#### [Task description]
Copy out all of the material, matching it word for word.

[Figure content listings]
• • • • •
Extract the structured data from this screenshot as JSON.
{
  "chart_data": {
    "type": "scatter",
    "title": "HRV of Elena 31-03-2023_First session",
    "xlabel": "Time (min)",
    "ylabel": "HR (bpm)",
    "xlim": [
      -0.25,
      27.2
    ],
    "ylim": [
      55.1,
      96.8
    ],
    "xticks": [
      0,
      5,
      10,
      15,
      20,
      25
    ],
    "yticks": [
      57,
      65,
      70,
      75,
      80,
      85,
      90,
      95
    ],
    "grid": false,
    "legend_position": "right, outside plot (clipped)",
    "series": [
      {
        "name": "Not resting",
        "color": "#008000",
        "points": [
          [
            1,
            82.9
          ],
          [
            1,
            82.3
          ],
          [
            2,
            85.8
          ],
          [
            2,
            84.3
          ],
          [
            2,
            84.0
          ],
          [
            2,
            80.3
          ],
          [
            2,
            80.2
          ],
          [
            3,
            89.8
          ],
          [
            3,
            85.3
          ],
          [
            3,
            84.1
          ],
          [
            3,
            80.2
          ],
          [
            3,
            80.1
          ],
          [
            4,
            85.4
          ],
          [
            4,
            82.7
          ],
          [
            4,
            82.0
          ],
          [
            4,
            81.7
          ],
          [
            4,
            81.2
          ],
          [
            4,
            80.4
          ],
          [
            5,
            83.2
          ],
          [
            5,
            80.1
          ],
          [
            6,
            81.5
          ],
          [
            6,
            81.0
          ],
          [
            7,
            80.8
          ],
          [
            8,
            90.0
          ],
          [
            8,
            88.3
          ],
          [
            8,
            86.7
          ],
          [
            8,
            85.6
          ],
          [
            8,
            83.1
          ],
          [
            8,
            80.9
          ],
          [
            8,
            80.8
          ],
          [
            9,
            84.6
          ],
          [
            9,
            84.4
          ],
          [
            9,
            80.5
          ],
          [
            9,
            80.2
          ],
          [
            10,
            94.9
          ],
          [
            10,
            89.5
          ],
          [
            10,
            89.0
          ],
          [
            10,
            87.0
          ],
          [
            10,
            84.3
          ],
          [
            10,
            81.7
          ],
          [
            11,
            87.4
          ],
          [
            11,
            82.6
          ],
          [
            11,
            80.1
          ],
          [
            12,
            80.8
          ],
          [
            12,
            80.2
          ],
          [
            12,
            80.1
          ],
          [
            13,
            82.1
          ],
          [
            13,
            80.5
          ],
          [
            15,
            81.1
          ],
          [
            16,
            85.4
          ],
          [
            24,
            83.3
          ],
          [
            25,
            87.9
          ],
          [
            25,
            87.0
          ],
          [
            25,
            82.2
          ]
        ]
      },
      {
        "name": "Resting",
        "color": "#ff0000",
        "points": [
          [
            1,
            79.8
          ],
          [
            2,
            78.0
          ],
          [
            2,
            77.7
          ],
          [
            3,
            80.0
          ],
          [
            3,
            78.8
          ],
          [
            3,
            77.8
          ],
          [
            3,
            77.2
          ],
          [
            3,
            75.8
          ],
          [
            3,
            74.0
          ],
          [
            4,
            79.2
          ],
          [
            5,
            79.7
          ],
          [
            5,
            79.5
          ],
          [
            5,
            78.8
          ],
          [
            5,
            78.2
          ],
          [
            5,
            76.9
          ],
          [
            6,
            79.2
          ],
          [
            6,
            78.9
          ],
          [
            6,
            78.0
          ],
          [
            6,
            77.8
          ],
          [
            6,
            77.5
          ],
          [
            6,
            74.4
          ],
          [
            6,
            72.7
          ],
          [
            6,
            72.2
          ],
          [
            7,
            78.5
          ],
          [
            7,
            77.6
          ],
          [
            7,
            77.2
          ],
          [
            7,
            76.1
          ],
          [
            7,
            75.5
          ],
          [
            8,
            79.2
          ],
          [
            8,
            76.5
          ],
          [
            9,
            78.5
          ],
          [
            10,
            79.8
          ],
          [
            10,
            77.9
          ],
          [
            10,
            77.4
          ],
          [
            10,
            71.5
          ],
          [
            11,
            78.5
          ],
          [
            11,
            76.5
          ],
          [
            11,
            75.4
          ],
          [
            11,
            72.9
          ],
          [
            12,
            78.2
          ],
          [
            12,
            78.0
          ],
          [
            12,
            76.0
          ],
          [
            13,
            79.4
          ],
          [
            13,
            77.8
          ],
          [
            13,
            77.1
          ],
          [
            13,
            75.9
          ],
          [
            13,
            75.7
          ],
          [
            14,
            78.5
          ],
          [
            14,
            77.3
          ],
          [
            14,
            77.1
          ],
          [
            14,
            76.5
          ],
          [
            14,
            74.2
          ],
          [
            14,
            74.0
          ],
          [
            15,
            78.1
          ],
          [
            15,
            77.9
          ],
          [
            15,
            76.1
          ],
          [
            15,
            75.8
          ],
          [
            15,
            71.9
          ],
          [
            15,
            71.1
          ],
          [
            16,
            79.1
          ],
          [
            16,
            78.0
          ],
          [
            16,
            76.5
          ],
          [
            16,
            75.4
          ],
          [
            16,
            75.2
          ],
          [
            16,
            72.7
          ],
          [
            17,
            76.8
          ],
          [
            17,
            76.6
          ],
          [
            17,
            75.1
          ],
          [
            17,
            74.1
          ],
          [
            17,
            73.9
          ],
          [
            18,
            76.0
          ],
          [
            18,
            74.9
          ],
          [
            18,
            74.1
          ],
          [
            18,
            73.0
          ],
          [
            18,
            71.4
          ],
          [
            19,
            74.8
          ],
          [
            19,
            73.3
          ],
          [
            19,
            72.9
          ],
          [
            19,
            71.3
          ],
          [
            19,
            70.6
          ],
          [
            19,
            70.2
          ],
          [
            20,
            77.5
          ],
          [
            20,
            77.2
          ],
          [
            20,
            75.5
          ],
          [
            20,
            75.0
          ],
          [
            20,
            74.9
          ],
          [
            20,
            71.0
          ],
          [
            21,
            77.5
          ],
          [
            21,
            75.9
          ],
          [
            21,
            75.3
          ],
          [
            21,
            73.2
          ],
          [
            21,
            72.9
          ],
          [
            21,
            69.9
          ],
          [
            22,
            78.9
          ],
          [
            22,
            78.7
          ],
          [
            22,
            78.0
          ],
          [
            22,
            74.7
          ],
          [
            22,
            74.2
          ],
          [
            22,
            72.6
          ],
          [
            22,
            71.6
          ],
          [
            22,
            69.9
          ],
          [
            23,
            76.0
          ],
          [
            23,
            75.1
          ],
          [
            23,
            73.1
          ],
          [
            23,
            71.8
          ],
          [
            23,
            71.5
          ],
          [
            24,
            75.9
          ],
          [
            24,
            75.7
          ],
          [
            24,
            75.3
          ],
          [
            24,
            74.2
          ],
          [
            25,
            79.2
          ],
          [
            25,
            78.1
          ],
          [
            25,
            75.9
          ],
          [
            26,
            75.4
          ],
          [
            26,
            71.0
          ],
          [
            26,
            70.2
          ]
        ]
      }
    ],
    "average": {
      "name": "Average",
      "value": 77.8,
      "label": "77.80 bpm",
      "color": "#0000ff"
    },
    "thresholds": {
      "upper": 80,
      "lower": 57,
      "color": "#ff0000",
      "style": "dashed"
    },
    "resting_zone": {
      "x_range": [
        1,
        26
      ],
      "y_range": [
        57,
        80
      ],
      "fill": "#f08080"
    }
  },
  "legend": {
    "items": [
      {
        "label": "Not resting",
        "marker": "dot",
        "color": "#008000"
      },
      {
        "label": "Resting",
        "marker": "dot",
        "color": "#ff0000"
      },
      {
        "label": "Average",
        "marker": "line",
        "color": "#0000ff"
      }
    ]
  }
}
• • • • •
#### [Task output]
Extract the structured data from this screenshot as JSON.
{
  "chart_data": {
    "type": "scatter",
    "title": "HRV of Elena 31-03-2023_First session",
    "xlabel": "Time (min)",
    "ylabel": "HR (bpm)",
    "xlim": [
      -0.25,
      27.2
    ],
    "ylim": [
      55.1,
      96.8
    ],
    "xticks": [
      0,
      5,
      10,
      15,
      20,
      25
    ],
    "yticks": [
      57,
      65,
      70,
      75,
      80,
      85,
      90,
      95
    ],
    "grid": false,
    "legend_position": "right, outside plot (clipped)",
    "series": [
      {
        "name": "Not resting",
        "color": "#008000",
        "points": [
          [
            1,
            82.9
          ],
          [
            1,
            82.3
          ],
          [
            2,
            85.8
          ],
          [
            2,
            84.3
          ],
          [
            2,
            84.0
          ],
          [
            2,
            80.3
          ],
          [
            2,
            80.2
          ],
          [
            3,
            89.8
          ],
          [
            3,
            85.3
          ],
          [
            3,
            84.1
          ],
          [
            3,
            80.2
          ],
          [
            3,
            80.1
          ],
          [
            4,
            85.4
          ],
          [
            4,
            82.7
          ],
          [
            4,
            82.0
          ],
          [
            4,
            81.7
          ],
          [
            4,
            81.2
          ],
          [
            4,
            80.4
          ],
          [
            5,
            83.2
          ],
          [
            5,
            80.1
          ],
          [
            6,
            81.5
          ],
          [
            6,
            81.0
          ],
          [
            7,
            80.8
          ],
          [
            8,
            90.0
          ],
          [
            8,
            88.3
          ],
          [
            8,
            86.7
          ],
          [
            8,
            85.6
          ],
          [
            8,
            83.1
          ],
          [
            8,
            80.9
          ],
          [
            8,
            80.8
          ],
          [
            9,
            84.6
          ],
          [
            9,
            84.4
          ],
          [
            9,
            80.5
          ],
          [
            9,
            80.2
          ],
          [
            10,
            94.9
          ],
          [
            10,
            89.5
          ],
          [
            10,
            89.0
          ],
          [
            10,
            87.0
          ],
          [
            10,
            84.3
          ],
          [
            10,
            81.7
          ],
          [
            11,
            87.4
          ],
          [
            11,
            82.6
          ],
          [
            11,
            80.1
          ],
          [
            12,
            80.8
          ],
          [
            12,
            80.2
          ],
          [
            12,
            80.1
          ],
          [
            13,
            82.1
          ],
          [
            13,
            80.5
          ],
          [
            15,
            81.1
          ],
          [
            16,
            85.4
          ],
          [
            24,
            83.3
          ],
          [
            25,
            87.9
          ],
          [
            25,
            87.0
          ],
          [
            25,
            82.2
          ]
        ]
      },
      {
        "name": "Resting",
        "color": "#ff0000",
        "points": [
          [
            1,
            79.8
          ],
          [
            2,
            78.0
          ],
          [
            2,
            77.7
          ],
          [
            3,
            80.0
          ],
          [
            3,
            78.8
          ],
          [
            3,
            77.8
          ],
          [
            3,
            77.2
          ],
          [
            3,
            75.8
          ],
          [
            3,
            74.0
          ],
          [
            4,
            79.2
          ],
          [
            5,
            79.7
          ],
          [
            5,
            79.5
          ],
          [
            5,
            78.8
          ],
          [
            5,
            78.2
          ],
          [
            5,
            76.9
          ],
          [
            6,
            79.2
          ],
          [
            6,
            78.9
          ],
          [
            6,
            78.0
          ],
          [
            6,
            77.8
          ],
          [
            6,
            77.5
          ],
          [
            6,
            74.4
          ],
          [
            6,
            72.7
          ],
          [
            6,
            72.2
          ],
          [
            7,
            78.5
          ],
          [
            7,
            77.6
          ],
          [
            7,
            77.2
          ],
          [
            7,
            76.1
          ],
          [
            7,
            75.5
          ],
          [
            8,
            79.2
          ],
          [
            8,
            76.5
          ],
          [
            9,
            78.5
          ],
          [
            10,
            79.8
          ],
          [
            10,
            77.9
          ],
          [
            10,
            77.4
          ],
          [
            10,
            71.5
          ],
          [
            11,
            78.5
          ],
          [
            11,
            76.5
          ],
          [
            11,
            75.4
          ],
          [
            11,
            72.9
          ],
          [
            12,
            78.2
          ],
          [
            12,
            78.0
          ],
          [
            12,
            76.0
          ],
          [
            13,
            79.4
          ],
          [
            13,
            77.8
          ],
          [
            13,
            77.1
          ],
          [
            13,
            75.9
          ],
          [
            13,
            75.7
          ],
          [
            14,
            78.5
          ],
          [
            14,
            77.3
          ],
          [
            14,
            77.1
          ],
          [
            14,
            76.5
          ],
          [
            14,
            74.2
          ],
          [
            14,
            74.0
          ],
          [
            15,
            78.1
          ],
          [
            15,
            77.9
          ],
          [
            15,
            76.1
          ],
          [
            15,
            75.8
          ],
          [
            15,
            71.9
          ],
          [
            15,
            71.1
          ],
          [
            16,
            79.1
          ],
          [
            16,
            78.0
          ],
          [
            16,
            76.5
          ],
          [
            16,
            75.4
          ],
          [
            16,
            75.2
          ],
          [
            16,
            72.7
          ],
          [
            17,
            76.8
          ],
          [
            17,
            76.6
          ],
          [
            17,
            75.1
          ],
          [
            17,
            74.1
          ],
          [
            17,
            73.9
          ],
          [
            18,
            76.0
          ],
          [
            18,
            74.9
          ],
          [
            18,
            74.1
          ],
          [
            18,
            73.0
          ],
          [
            18,
            71.4
          ],
          [
            19,
            74.8
          ],
          [
            19,
            73.3
          ],
          [
            19,
            72.9
          ],
          [
            19,
            71.3
          ],
          [
            19,
            70.6
          ],
          [
            19,
            70.2
          ],
          [
            20,
            77.5
          ],
          [
            20,
            77.2
          ],
          [
            20,
            75.5
          ],
          [
            20,
            75.0
          ],
          [
            20,
            74.9
          ],
          [
            20,
            71.0
          ],
          [
            21,
            77.5
          ],
          [
            21,
            75.9
          ],
          [
            21,
            75.3
          ],
          [
            21,
            73.2
          ],
          [
            21,
            72.9
          ],
          [
            21,
            69.9
          ],
          [
            22,
            78.9
          ],
          [
            22,
            78.7
          ],
          [
            22,
            78.0
          ],
          [
            22,
            74.7
          ],
          [
            22,
            74.2
          ],
          [
            22,
            72.6
          ],
          [
            22,
            71.6
          ],
          [
            22,
            69.9
          ],
          [
            23,
            76.0
          ],
          [
            23,
            75.1
          ],
          [
            23,
            73.1
          ],
          [
            23,
            71.8
          ],
          [
            23,
            71.5
          ],
          [
            24,
            75.9
          ],
          [
            24,
            75.7
          ],
          [
            24,
            75.3
          ],
          [
            24,
            74.2
          ],
          [
            25,
            79.2
          ],
          [
            25,
            78.1
          ],
          [
            25,
            75.9
          ],
          [
            26,
            75.4
          ],
          [
            26,
            71.0
          ],
          [
            26,
            70.2
          ]
        ]
      }
    ],
    "average": {
      "name": "Average",
      "value": 77.8,
      "label": "77.80 bpm",
      "color": "#0000ff"
    },
    "thresholds": {
      "upper": 80,
      "lower": 57,
      "color": "#ff0000",
      "style": "dashed"
    },
    "resting_zone": {
      "x_range": [
        1,
        26
      ],
      "y_range": [
        57,
        80
      ],
      "fill": "#f08080"
    }
  },
  "legend": {
    "items": [
      {
        "label": "Not resting",
        "marker": "dot",
        "color": "#008000"
      },
      {
        "label": "Resting",
        "marker": "dot",
        "color": "#ff0000"
      },
      {
        "label": "Average",
        "marker": "line",
        "color": "#0000ff"
      }
    ]
  }
}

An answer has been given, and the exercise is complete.